---------- WORKING DATA

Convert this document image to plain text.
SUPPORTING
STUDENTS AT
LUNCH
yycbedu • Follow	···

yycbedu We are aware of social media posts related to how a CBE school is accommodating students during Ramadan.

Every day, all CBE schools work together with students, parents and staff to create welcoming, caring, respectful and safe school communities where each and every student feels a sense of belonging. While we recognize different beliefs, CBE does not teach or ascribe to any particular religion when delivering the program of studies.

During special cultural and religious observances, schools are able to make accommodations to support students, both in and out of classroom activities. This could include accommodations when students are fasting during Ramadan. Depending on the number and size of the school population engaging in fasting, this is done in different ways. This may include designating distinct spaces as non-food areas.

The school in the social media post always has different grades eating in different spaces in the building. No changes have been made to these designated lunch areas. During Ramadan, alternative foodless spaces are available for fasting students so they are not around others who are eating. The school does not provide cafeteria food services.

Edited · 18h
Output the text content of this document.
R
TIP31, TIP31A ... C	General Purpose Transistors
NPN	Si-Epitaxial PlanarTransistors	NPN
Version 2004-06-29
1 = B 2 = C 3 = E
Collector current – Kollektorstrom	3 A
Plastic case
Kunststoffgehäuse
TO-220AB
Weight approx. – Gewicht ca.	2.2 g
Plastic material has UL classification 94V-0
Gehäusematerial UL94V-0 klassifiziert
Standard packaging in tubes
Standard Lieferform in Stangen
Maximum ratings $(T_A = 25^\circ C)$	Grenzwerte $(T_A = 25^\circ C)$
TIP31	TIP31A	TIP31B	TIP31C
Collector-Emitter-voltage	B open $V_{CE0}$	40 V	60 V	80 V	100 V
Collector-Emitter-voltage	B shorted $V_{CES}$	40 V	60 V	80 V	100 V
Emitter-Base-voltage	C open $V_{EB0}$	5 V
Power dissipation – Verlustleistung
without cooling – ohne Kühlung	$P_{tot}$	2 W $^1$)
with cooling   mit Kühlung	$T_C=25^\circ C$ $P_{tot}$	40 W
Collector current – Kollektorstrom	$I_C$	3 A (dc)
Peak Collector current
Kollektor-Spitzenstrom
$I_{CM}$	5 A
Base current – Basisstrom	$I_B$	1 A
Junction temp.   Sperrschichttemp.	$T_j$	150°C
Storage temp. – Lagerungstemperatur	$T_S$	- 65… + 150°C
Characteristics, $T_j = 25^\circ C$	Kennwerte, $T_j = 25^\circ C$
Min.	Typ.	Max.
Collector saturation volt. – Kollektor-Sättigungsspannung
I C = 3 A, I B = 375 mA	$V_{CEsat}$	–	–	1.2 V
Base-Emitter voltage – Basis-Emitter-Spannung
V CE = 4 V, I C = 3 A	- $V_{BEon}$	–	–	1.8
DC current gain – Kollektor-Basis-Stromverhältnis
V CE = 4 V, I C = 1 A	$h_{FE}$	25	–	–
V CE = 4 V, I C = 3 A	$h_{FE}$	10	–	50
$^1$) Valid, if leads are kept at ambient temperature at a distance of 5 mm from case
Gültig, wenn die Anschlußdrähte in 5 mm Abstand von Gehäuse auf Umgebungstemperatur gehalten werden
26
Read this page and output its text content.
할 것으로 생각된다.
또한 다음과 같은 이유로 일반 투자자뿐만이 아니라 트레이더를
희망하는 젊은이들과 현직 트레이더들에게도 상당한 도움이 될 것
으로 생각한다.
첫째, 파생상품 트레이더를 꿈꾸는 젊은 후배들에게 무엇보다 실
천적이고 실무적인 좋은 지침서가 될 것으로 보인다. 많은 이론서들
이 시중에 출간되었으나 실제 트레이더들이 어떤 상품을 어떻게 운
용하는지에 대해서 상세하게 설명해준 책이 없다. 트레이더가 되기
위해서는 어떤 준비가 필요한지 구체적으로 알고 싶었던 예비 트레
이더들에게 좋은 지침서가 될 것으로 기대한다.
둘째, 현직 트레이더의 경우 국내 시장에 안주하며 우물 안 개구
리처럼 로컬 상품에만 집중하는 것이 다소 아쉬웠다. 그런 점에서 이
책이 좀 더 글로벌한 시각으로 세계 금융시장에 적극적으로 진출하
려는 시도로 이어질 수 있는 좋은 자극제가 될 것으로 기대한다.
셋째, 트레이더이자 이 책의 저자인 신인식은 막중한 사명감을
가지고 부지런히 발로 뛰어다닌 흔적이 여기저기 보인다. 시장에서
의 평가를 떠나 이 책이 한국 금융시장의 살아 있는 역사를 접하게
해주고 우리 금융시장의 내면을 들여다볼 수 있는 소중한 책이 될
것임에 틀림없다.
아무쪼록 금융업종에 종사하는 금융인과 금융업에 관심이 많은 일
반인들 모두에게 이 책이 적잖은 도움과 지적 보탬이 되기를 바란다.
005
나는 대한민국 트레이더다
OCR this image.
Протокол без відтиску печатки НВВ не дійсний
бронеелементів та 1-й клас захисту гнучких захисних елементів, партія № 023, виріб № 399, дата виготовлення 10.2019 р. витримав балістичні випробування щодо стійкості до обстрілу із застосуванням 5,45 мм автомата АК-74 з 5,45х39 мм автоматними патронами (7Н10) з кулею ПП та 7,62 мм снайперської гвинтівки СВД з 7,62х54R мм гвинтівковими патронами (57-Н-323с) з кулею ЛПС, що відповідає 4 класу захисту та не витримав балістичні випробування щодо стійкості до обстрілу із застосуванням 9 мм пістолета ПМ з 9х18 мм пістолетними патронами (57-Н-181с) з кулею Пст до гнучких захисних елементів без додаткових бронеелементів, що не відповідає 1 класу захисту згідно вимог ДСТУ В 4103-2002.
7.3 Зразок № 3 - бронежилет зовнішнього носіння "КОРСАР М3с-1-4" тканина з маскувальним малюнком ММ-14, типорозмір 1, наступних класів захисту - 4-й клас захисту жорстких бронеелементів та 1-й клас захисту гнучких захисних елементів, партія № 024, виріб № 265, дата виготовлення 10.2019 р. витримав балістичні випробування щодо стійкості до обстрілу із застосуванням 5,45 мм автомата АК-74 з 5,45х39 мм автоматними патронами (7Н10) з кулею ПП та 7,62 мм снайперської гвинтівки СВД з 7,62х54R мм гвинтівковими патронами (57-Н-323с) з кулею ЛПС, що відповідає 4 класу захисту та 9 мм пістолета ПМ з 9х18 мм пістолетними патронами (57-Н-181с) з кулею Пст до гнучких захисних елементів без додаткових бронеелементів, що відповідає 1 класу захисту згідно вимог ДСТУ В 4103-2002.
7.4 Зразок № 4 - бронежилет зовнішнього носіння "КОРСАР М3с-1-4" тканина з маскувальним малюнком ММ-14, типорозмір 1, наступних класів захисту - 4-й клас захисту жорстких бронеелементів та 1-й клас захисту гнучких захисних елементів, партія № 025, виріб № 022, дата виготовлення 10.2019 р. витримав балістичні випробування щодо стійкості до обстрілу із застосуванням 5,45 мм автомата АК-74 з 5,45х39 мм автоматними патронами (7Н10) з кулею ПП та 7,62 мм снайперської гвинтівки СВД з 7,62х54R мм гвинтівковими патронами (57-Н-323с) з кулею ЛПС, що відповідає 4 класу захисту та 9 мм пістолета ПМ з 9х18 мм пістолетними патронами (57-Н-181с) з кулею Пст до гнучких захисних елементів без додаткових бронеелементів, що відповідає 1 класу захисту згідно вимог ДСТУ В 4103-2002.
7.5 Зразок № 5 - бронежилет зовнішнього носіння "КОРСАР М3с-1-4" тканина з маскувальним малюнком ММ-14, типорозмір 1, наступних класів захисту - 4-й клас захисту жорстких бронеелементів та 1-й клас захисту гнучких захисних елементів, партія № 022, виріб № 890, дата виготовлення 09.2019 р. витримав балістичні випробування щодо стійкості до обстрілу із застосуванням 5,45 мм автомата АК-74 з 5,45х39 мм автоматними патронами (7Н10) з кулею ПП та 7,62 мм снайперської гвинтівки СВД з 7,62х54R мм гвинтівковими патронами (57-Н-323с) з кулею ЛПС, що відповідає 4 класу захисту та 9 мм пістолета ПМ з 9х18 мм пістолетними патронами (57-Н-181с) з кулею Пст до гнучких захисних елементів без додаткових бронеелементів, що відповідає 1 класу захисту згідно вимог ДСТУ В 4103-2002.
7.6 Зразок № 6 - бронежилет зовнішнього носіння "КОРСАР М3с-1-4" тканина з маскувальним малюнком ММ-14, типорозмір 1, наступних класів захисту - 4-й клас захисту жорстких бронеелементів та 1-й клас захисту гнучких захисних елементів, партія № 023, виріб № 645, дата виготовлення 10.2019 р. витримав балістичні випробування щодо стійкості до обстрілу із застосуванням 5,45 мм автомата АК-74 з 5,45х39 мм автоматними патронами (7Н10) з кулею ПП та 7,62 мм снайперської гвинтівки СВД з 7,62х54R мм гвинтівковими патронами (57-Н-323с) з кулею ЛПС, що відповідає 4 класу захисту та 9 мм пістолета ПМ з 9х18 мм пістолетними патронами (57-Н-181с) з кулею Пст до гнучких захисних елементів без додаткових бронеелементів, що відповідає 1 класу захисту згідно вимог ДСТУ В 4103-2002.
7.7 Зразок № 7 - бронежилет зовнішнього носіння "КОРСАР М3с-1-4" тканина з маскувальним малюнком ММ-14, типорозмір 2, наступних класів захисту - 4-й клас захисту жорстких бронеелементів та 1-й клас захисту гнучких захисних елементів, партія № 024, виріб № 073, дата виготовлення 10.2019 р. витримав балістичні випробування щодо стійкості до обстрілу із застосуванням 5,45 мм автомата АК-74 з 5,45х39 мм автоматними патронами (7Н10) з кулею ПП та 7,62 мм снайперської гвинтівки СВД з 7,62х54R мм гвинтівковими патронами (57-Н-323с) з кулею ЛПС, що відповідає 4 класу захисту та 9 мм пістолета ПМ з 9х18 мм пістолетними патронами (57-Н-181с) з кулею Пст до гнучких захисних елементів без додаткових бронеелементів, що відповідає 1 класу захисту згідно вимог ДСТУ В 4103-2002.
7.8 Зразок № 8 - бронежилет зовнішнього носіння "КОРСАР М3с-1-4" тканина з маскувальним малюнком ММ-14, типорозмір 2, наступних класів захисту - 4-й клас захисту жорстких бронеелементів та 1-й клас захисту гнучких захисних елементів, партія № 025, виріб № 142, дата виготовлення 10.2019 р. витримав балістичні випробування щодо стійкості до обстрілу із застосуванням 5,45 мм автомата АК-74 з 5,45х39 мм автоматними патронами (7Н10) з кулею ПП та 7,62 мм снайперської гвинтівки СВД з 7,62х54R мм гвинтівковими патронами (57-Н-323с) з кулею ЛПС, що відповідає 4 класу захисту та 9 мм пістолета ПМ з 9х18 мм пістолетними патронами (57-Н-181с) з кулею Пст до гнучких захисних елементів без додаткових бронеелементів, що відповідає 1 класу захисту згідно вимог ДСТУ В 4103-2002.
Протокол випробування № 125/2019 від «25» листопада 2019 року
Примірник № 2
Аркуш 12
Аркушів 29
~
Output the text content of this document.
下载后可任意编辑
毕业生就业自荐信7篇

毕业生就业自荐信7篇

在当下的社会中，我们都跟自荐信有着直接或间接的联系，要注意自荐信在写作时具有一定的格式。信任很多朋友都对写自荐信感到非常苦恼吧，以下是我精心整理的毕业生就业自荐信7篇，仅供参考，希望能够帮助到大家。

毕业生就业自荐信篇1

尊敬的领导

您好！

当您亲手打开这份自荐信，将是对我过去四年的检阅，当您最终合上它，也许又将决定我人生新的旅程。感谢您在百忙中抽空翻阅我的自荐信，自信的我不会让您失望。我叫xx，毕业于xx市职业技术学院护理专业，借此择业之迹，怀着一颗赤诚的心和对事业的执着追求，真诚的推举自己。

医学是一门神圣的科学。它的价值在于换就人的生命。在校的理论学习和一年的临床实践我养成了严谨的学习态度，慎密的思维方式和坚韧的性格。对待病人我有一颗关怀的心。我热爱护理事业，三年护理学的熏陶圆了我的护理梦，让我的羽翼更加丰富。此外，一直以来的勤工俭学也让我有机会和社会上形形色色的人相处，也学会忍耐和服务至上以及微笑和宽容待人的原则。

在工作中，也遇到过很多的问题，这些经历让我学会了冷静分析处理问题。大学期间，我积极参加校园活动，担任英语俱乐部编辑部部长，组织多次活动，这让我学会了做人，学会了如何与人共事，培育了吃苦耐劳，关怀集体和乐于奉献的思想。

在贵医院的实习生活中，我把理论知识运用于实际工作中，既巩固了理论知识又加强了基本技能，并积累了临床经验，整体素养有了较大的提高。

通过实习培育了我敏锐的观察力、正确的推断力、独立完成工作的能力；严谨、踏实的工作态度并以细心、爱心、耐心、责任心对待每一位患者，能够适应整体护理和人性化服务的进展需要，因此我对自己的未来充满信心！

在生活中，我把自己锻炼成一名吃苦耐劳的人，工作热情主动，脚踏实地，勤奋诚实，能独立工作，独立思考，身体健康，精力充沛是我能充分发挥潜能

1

--------------------

### AIM
Whenever "기대한다" turns up in a line, pick that line out.

### EXERCISE OUTPUT
이더들에게 좋은 지침서가 될 것으로 기대한다.
려는 시도로 이어질 수 있는 좋은 자극제가 될 것으로 기대한다.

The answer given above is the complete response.